» SHORT TASK: Write every line out verbatim and omit the pictures.

Data records
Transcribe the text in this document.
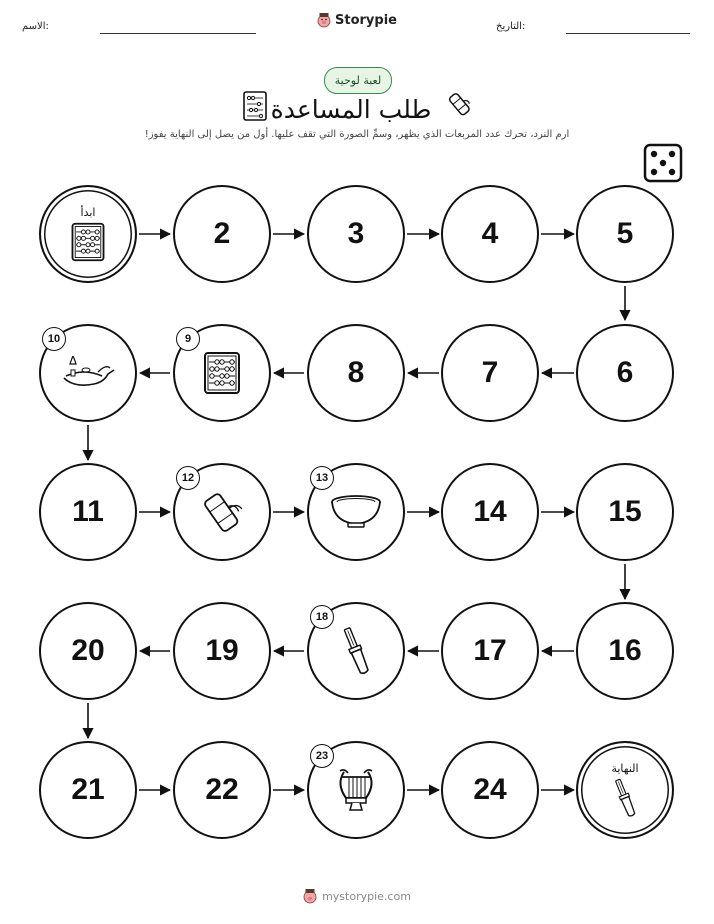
الاسم:	Storypie	التاريخ:
لعبة لوحية
طلب المساعدة
ارم النرد، تحرك عدد المربعات الذي يظهر، وسمِّ الصورة التي تقف عليها. أول من يصل إلى النهاية يفوز!
ابدأ
2	3	4	5
6
7
8
9
10
11
12	13
14	15
16
17
18
19
20
21	22
23
24
النهاية
mystorypie.com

» CORRECT RESPONSE:
Transcribe the text in this document.
الاسم:	Storypie	التاريخ:
لعبة لوحية
طلب المساعدة
ارم النرد، تحرك عدد المربعات الذي يظهر، وسمِّ الصورة التي تقف عليها. أول من يصل إلى النهاية يفوز!
ابدأ
2	3	4	5
6
7
8
9
10
11
12	13
14	15
16
17
18
19
20
21	22
23
24
النهاية
mystorypie.com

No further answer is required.